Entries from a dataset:
§ §

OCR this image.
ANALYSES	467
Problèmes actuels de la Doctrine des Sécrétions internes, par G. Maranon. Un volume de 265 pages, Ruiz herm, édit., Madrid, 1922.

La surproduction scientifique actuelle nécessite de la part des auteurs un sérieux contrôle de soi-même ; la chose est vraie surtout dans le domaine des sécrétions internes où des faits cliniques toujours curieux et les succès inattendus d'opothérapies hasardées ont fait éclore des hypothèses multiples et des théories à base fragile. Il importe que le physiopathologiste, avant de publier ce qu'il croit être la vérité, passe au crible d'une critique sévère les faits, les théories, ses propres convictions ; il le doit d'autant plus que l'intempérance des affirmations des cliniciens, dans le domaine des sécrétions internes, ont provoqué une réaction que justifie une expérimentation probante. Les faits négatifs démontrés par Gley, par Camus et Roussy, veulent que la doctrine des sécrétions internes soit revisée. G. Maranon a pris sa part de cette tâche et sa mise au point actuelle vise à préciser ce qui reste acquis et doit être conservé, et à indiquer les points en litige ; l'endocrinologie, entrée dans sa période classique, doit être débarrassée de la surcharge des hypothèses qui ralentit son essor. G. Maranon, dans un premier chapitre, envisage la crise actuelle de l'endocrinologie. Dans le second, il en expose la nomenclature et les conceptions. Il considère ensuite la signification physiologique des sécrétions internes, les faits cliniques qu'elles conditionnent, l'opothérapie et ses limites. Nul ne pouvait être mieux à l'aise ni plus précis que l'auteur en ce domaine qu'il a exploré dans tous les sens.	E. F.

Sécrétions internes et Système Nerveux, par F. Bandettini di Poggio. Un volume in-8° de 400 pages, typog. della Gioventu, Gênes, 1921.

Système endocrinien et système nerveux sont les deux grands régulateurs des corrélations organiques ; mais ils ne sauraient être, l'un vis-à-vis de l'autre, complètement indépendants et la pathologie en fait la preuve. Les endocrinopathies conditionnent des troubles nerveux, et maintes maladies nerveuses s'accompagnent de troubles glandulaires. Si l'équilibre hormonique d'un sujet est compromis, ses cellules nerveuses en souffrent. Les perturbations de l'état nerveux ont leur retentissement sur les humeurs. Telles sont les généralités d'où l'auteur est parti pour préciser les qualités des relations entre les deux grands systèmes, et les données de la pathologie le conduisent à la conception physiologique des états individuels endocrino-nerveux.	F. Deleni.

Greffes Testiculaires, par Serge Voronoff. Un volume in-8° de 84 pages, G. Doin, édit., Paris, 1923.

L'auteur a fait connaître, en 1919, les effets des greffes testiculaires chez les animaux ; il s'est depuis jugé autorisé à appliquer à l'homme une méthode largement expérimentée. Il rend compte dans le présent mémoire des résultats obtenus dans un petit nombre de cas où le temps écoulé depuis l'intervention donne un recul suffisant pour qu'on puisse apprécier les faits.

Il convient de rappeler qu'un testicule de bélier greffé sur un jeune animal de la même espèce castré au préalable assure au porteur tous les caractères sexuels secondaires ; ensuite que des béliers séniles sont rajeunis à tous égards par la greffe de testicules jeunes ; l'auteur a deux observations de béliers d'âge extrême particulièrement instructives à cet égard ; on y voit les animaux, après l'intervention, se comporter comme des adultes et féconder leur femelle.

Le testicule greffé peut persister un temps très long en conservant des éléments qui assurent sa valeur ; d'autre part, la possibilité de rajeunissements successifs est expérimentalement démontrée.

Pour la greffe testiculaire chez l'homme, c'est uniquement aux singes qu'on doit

§ §

PROBLEM TO SOLVE
Output the full listing without altering anything.

REPLY TO THE EXERCISE
OCR this image.
ANALYSES	467
Problèmes actuels de la Doctrine des Sécrétions internes, par G. Maranon. Un volume de 265 pages, Ruiz herm, édit., Madrid, 1922.

La surproduction scientifique actuelle nécessite de la part des auteurs un sérieux contrôle de soi-même ; la chose est vraie surtout dans le domaine des sécrétions internes où des faits cliniques toujours curieux et les succès inattendus d'opothérapies hasardées ont fait éclore des hypothèses multiples et des théories à base fragile. Il importe que le physiopathologiste, avant de publier ce qu'il croit être la vérité, passe au crible d'une critique sévère les faits, les théories, ses propres convictions ; il le doit d'autant plus que l'intempérance des affirmations des cliniciens, dans le domaine des sécrétions internes, ont provoqué une réaction que justifie une expérimentation probante. Les faits négatifs démontrés par Gley, par Camus et Roussy, veulent que la doctrine des sécrétions internes soit revisée. G. Maranon a pris sa part de cette tâche et sa mise au point actuelle vise à préciser ce qui reste acquis et doit être conservé, et à indiquer les points en litige ; l'endocrinologie, entrée dans sa période classique, doit être débarrassée de la surcharge des hypothèses qui ralentit son essor. G. Maranon, dans un premier chapitre, envisage la crise actuelle de l'endocrinologie. Dans le second, il en expose la nomenclature et les conceptions. Il considère ensuite la signification physiologique des sécrétions internes, les faits cliniques qu'elles conditionnent, l'opothérapie et ses limites. Nul ne pouvait être mieux à l'aise ni plus précis que l'auteur en ce domaine qu'il a exploré dans tous les sens.	E. F.

Sécrétions internes et Système Nerveux, par F. Bandettini di Poggio. Un volume in-8° de 400 pages, typog. della Gioventu, Gênes, 1921.

Système endocrinien et système nerveux sont les deux grands régulateurs des corrélations organiques ; mais ils ne sauraient être, l'un vis-à-vis de l'autre, complètement indépendants et la pathologie en fait la preuve. Les endocrinopathies conditionnent des troubles nerveux, et maintes maladies nerveuses s'accompagnent de troubles glandulaires. Si l'équilibre hormonique d'un sujet est compromis, ses cellules nerveuses en souffrent. Les perturbations de l'état nerveux ont leur retentissement sur les humeurs. Telles sont les généralités d'où l'auteur est parti pour préciser les qualités des relations entre les deux grands systèmes, et les données de la pathologie le conduisent à la conception physiologique des états individuels endocrino-nerveux.	F. Deleni.

Greffes Testiculaires, par Serge Voronoff. Un volume in-8° de 84 pages, G. Doin, édit., Paris, 1923.

L'auteur a fait connaître, en 1919, les effets des greffes testiculaires chez les animaux ; il s'est depuis jugé autorisé à appliquer à l'homme une méthode largement expérimentée. Il rend compte dans le présent mémoire des résultats obtenus dans un petit nombre de cas où le temps écoulé depuis l'intervention donne un recul suffisant pour qu'on puisse apprécier les faits.

Il convient de rappeler qu'un testicule de bélier greffé sur un jeune animal de la même espèce castré au préalable assure au porteur tous les caractères sexuels secondaires ; ensuite que des béliers séniles sont rajeunis à tous égards par la greffe de testicules jeunes ; l'auteur a deux observations de béliers d'âge extrême particulièrement instructives à cet égard ; on y voit les animaux, après l'intervention, se comporter comme des adultes et féconder leur femelle.

Le testicule greffé peut persister un temps très long en conservant des éléments qui assurent sa valeur ; d'autre part, la possibilité de rajeunissements successifs est expérimentalement démontrée.

Pour la greffe testiculaire chez l'homme, c'est uniquement aux singes qu'on doit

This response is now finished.